* _RECORDS SUPPLIED_:
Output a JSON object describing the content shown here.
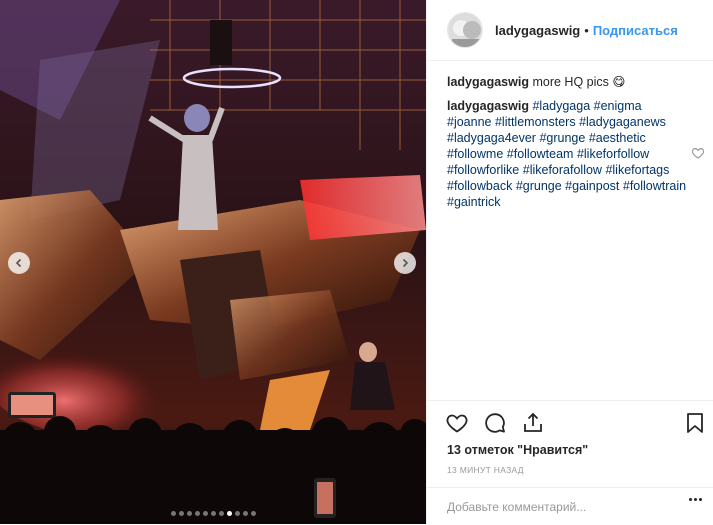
{
  "header": {
    "username": "ladygagaswig",
    "separator": "•",
    "follow_label": "Подписаться"
  },
  "caption": {
    "username": "ladygagaswig",
    "text": "more HQ pics 😋"
  },
  "hashtag_comment": {
    "username": "ladygagaswig",
    "tags": [
      "#ladygaga",
      "#enigma",
      "#joanne",
      "#littlemonsters",
      "#ladygaganews",
      "#ladygaga4ever",
      "#grunge",
      "#aesthetic",
      "#followme",
      "#followteam",
      "#likeforfollow",
      "#followforlike",
      "#likeforafollow",
      "#likefortags",
      "#followback",
      "#grunge",
      "#gainpost",
      "#followtrain",
      "#gaintrick"
    ]
  },
  "likes": "13 отметок \"Нравится\"",
  "timestamp": "13 МИНУТ НАЗАД",
  "add_comment": {
    "placeholder": "Добавьте комментарий..."
  },
  "carousel": {
    "slides": 11,
    "active": 8
  },
  "icons": {
    "like": "heart-icon",
    "comment": "comment-icon",
    "share": "share-icon",
    "save": "bookmark-icon",
    "prev": "chevron-left-icon",
    "next": "chevron-right-icon"
  },
  "colors": {
    "link": "#3897f0",
    "hashtag": "#003569",
    "text": "#262626",
    "muted": "#999999"
  }
}
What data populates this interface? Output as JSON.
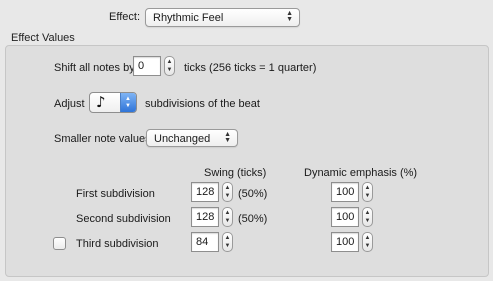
{
  "effect": {
    "label": "Effect:",
    "selected": "Rhythmic Feel"
  },
  "group": {
    "title": "Effect Values"
  },
  "shift": {
    "label": "Shift all notes by",
    "value": "0",
    "suffix": "ticks (256 ticks = 1 quarter)"
  },
  "adjust": {
    "label": "Adjust",
    "note_symbol": "♪",
    "suffix": "subdivisions of the beat"
  },
  "smaller": {
    "label": "Smaller note values:",
    "selected": "Unchanged"
  },
  "columns": {
    "swing": "Swing (ticks)",
    "emphasis": "Dynamic emphasis (%)"
  },
  "rows": [
    {
      "label": "First subdivision",
      "swing": "128",
      "percent": "(50%)",
      "emphasis": "100"
    },
    {
      "label": "Second subdivision",
      "swing": "128",
      "percent": "(50%)",
      "emphasis": "100"
    },
    {
      "label": "Third subdivision",
      "swing": "84",
      "percent": "",
      "emphasis": "100",
      "checked": false
    }
  ],
  "icons": {
    "popup_arrows": "up-down-arrows-icon",
    "stepper": "stepper-arrows-icon",
    "note": "eighth-note-icon"
  }
}
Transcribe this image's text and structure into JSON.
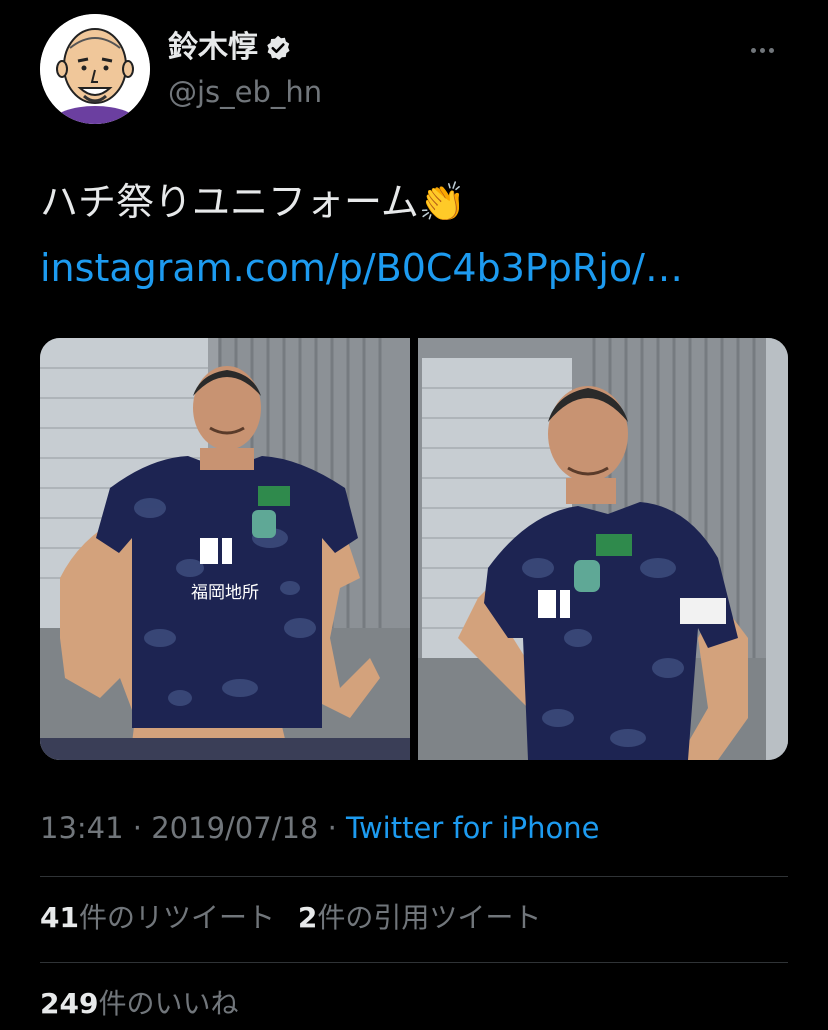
{
  "user": {
    "display_name": "鈴木惇",
    "handle": "@js_eb_hn",
    "verified_icon": "verified-badge-icon",
    "more_icon": "more-horizontal-icon"
  },
  "tweet": {
    "text": "ハチ祭りユニフォーム👏",
    "link": "instagram.com/p/B0C4b3PpRjo/…",
    "photo_1_shirt_text": "福岡地所",
    "photo_1_logo_text": "FJ.",
    "photo_2_logo_text": "FJ."
  },
  "meta": {
    "time": "13:41",
    "separator_1": " · ",
    "date": "2019/07/18",
    "separator_2": " · ",
    "source": "Twitter for iPhone"
  },
  "stats": {
    "retweets_count": "41",
    "retweets_label": "件のリツイート",
    "quotes_count": "2",
    "quotes_label": "件の引用ツイート",
    "likes_count": "249",
    "likes_label": "件のいいね"
  },
  "colors": {
    "background": "#000000",
    "text": "#e7e9ea",
    "secondary": "#71767b",
    "accent": "#1d9bf0",
    "divider": "#2f3336"
  }
}
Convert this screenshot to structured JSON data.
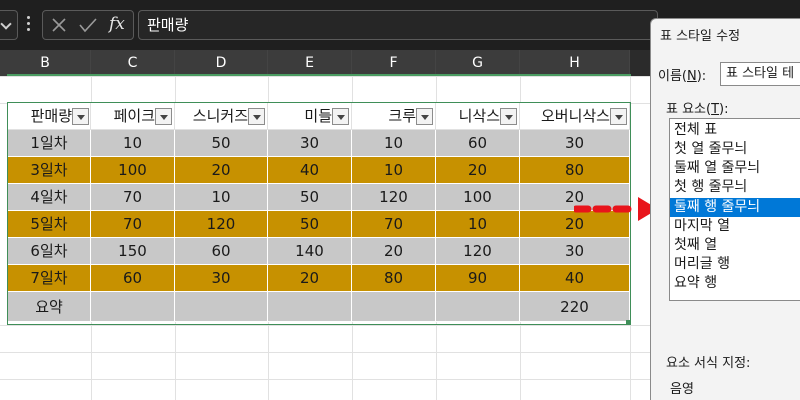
{
  "formula_bar": {
    "cancel_icon": "x-icon",
    "enter_icon": "checkmark-icon",
    "function_label": "fx",
    "value": "판매량"
  },
  "columns": [
    "B",
    "C",
    "D",
    "E",
    "F",
    "G",
    "H"
  ],
  "table": {
    "headers": [
      "판매량",
      "페이크",
      "스니커즈",
      "미들",
      "크루",
      "니삭스",
      "오버니삭스"
    ],
    "rows": [
      {
        "label": "1일차",
        "values": [
          "10",
          "50",
          "30",
          "10",
          "60",
          "30"
        ]
      },
      {
        "label": "3일차",
        "values": [
          "100",
          "20",
          "40",
          "10",
          "20",
          "80"
        ]
      },
      {
        "label": "4일차",
        "values": [
          "70",
          "10",
          "50",
          "120",
          "100",
          "20"
        ]
      },
      {
        "label": "5일차",
        "values": [
          "70",
          "120",
          "50",
          "70",
          "10",
          "20"
        ]
      },
      {
        "label": "6일차",
        "values": [
          "150",
          "60",
          "140",
          "20",
          "120",
          "30"
        ]
      },
      {
        "label": "7일차",
        "values": [
          "60",
          "30",
          "20",
          "80",
          "90",
          "40"
        ]
      }
    ],
    "summary": {
      "label": "요약",
      "values": [
        "",
        "",
        "",
        "",
        "",
        "220"
      ]
    }
  },
  "colors": {
    "band_gray": "#c8c8c8",
    "band_gold": "#c79100",
    "selection_green": "#3f8e58",
    "arrow_red": "#e8141b",
    "list_selected": "#0078d7"
  },
  "dialog": {
    "title": "표 스타일 수정",
    "name_label_prefix": "이름(",
    "name_label_key": "N",
    "name_label_suffix": "):",
    "name_value": "표 스타일 테",
    "elements_label_prefix": "표 요소(",
    "elements_label_key": "T",
    "elements_label_suffix": "):",
    "elements": [
      "전체 표",
      "첫 열 줄무늬",
      "둘째 열 줄무늬",
      "첫 행 줄무늬",
      "둘째 행 줄무늬",
      "마지막 열",
      "첫째 열",
      "머리글 행",
      "요약 행"
    ],
    "selected_element": "둘째 행 줄무늬",
    "format_label": "요소 서식 지정:",
    "shading_label": "음영"
  }
}
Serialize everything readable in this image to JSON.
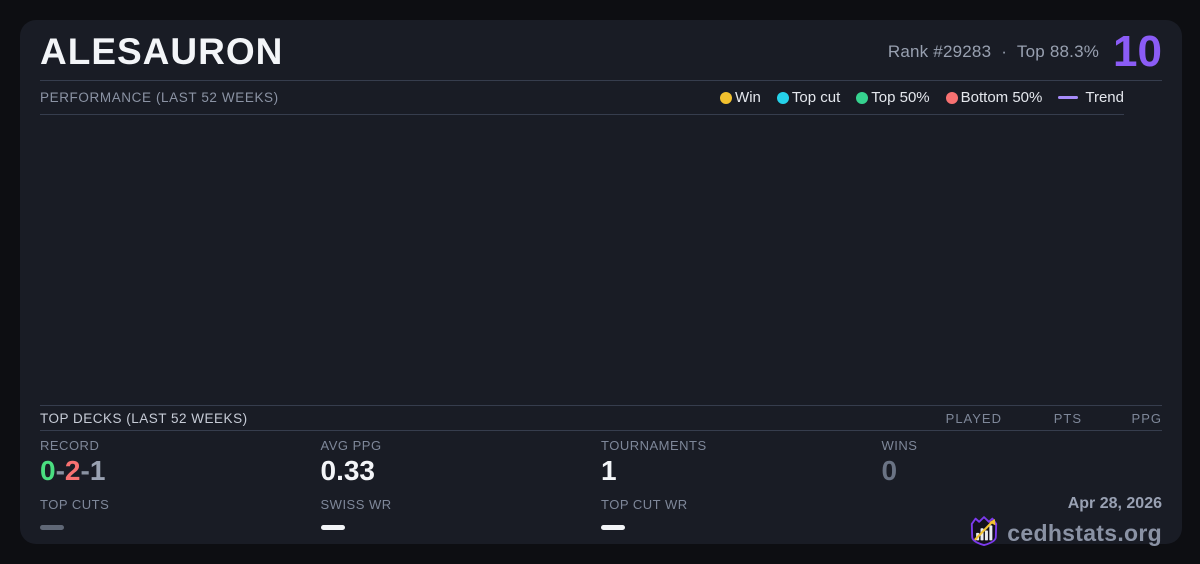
{
  "header": {
    "title": "ALESAURON",
    "rank_label": "Rank #29283",
    "separator": "·",
    "top_label": "Top 88.3%",
    "score": "10",
    "score_color": "#8b5cf6"
  },
  "performance": {
    "section_title": "PERFORMANCE (LAST 52 WEEKS)",
    "legend": [
      {
        "label": "Win",
        "color": "#f2c12e",
        "type": "dot"
      },
      {
        "label": "Top cut",
        "color": "#25d2ea",
        "type": "dot"
      },
      {
        "label": "Top 50%",
        "color": "#36d28f",
        "type": "dot"
      },
      {
        "label": "Bottom 50%",
        "color": "#f87171",
        "type": "dot"
      },
      {
        "label": "Trend",
        "color": "#a78bfa",
        "type": "line"
      }
    ],
    "chart": {
      "type": "scatter",
      "points": [],
      "note_empty": true
    }
  },
  "top_decks": {
    "section_title": "TOP DECKS (LAST 52 WEEKS)",
    "columns": [
      "PLAYED",
      "PTS",
      "PPG"
    ]
  },
  "stats": {
    "record": {
      "label": "RECORD",
      "parts": [
        {
          "text": "0",
          "color": "#4ade80"
        },
        {
          "text": "-",
          "color": "#8a92a2"
        },
        {
          "text": "2",
          "color": "#f87171"
        },
        {
          "text": "-",
          "color": "#8a92a2"
        },
        {
          "text": "1",
          "color": "#9aa2b2"
        }
      ]
    },
    "avg_ppg": {
      "label": "AVG PPG",
      "value": "0.33"
    },
    "tournaments": {
      "label": "TOURNAMENTS",
      "value": "1"
    },
    "wins": {
      "label": "WINS",
      "value": "0"
    },
    "top_cuts": {
      "label": "TOP CUTS",
      "dash_color": "#5f6776"
    },
    "swiss_wr": {
      "label": "SWISS WR",
      "dash_color": "#f2f4f7"
    },
    "top_cut_wr": {
      "label": "TOP CUT WR",
      "dash_color": "#f2f4f7"
    }
  },
  "footer": {
    "date": "Apr 28, 2026",
    "brand": "cedhstats.org",
    "logo_icon": "crown-barchart-arrow-icon",
    "logo_colors": {
      "shield": "#7c3aed",
      "bars": "#e8ebf0",
      "arrow": "#f1c232"
    }
  }
}
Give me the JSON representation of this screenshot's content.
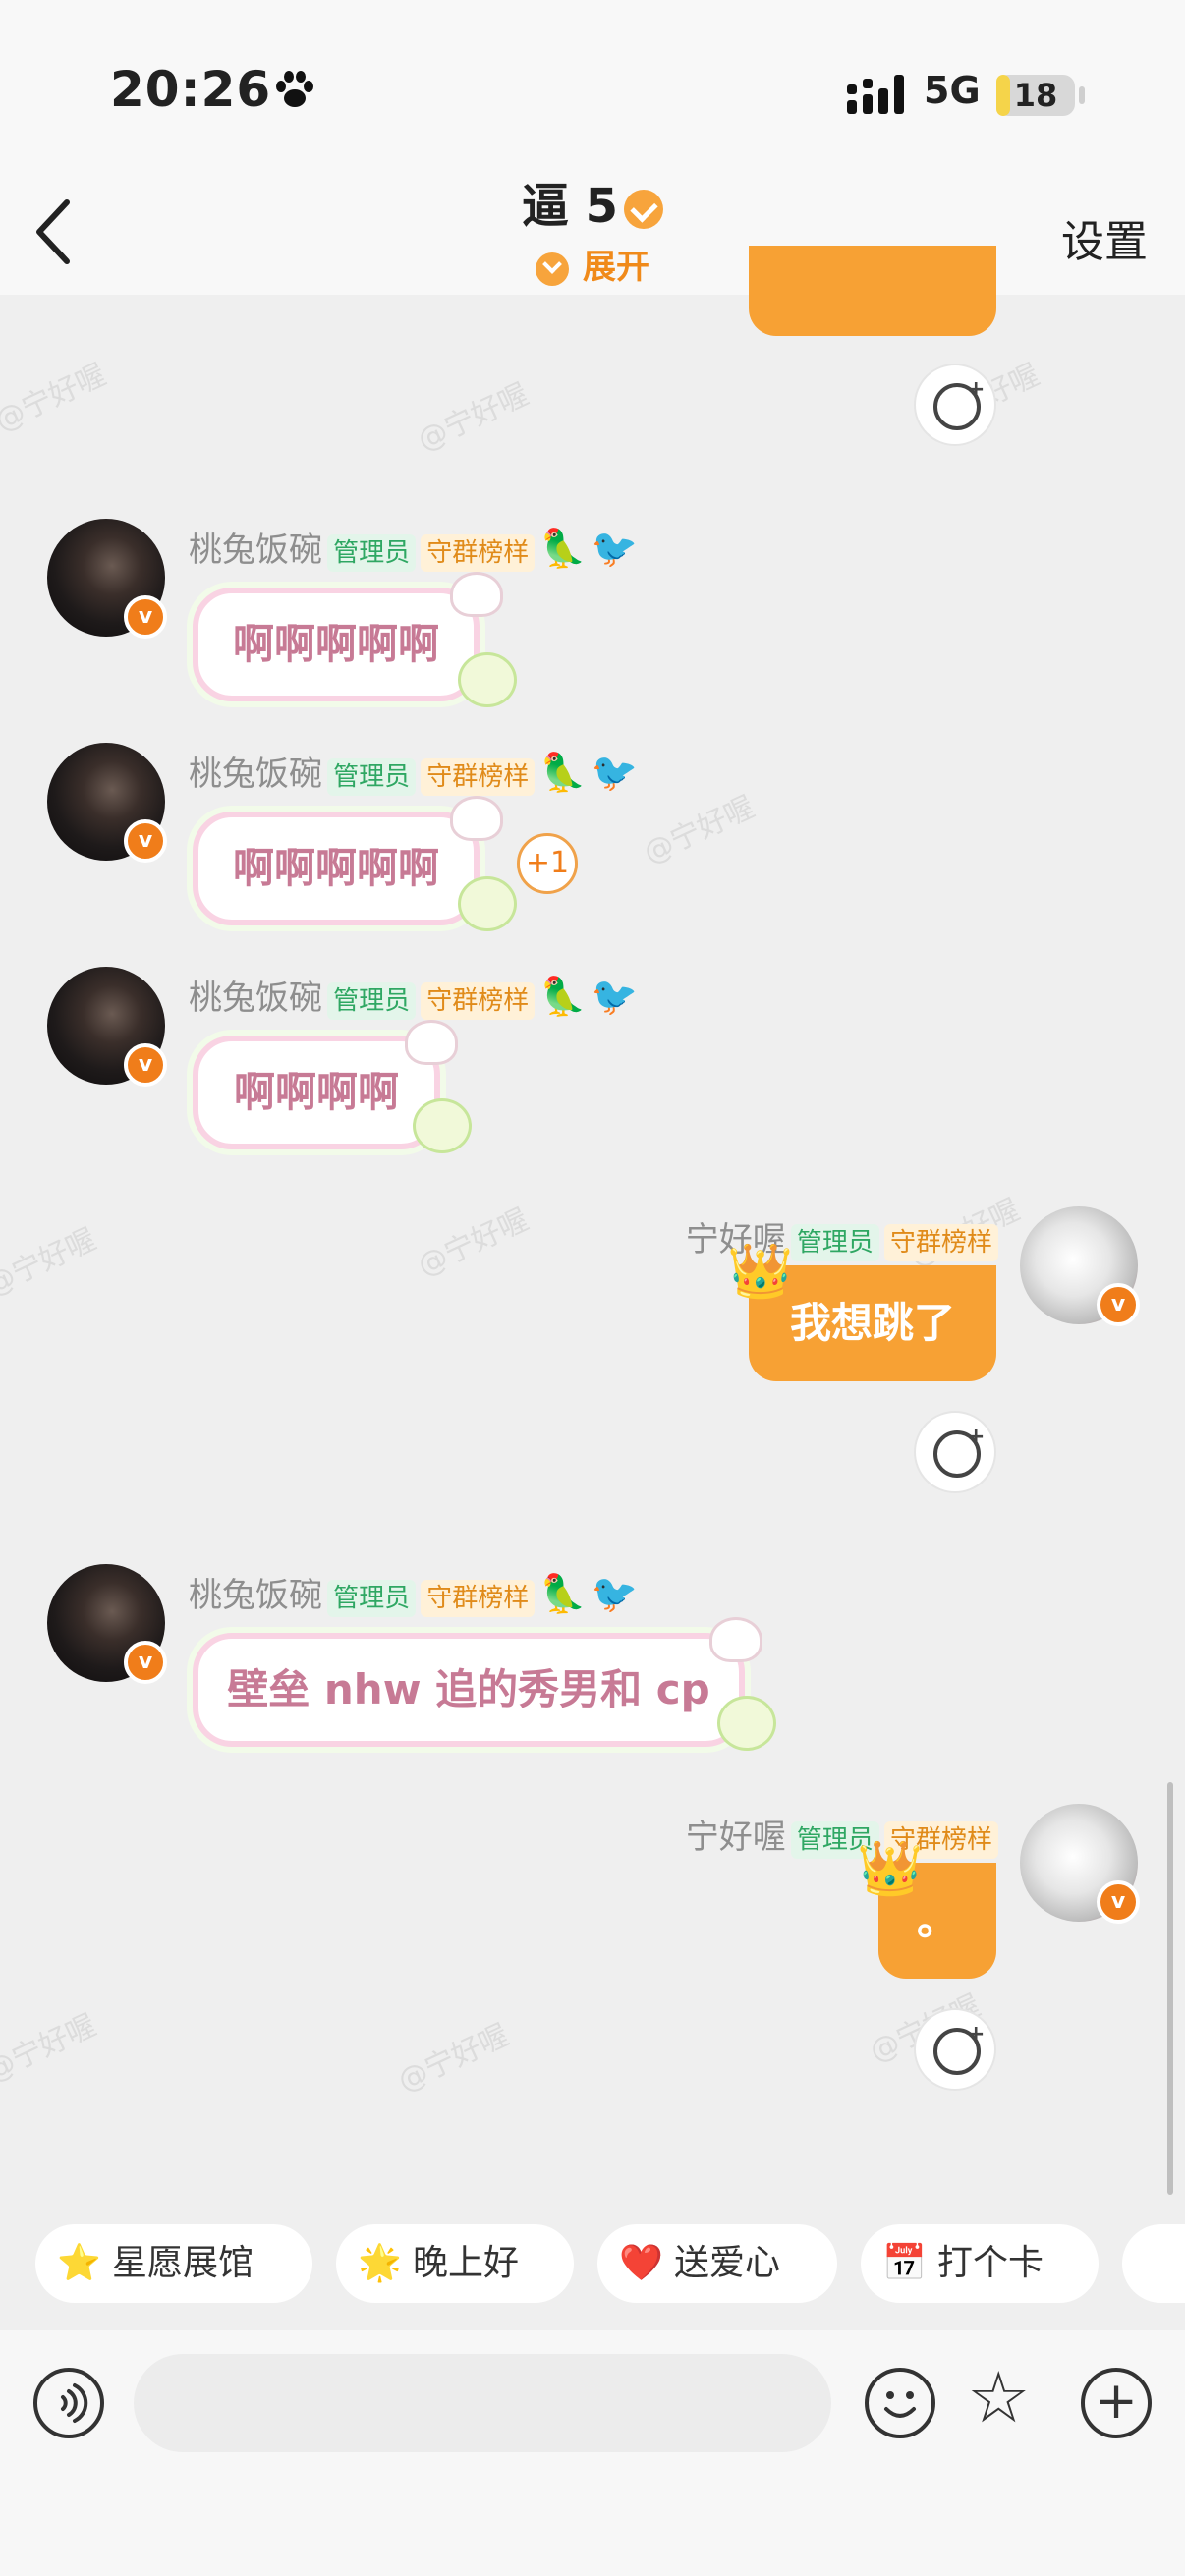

* _EXERCISE GOAL_: Extract each line holding the word "JSON" from the records.

* _OUTPUT OF THE TASK_:
Output a JSON object describing the content shown here.
What data populates this interface? Output as JSON.
Transcribe this image's text and structure into JSON.
Convert this screenshot to structured JSON data.
Serialize everything readable in this image to JSON.
Give me the JSON representation of this screenshot's content.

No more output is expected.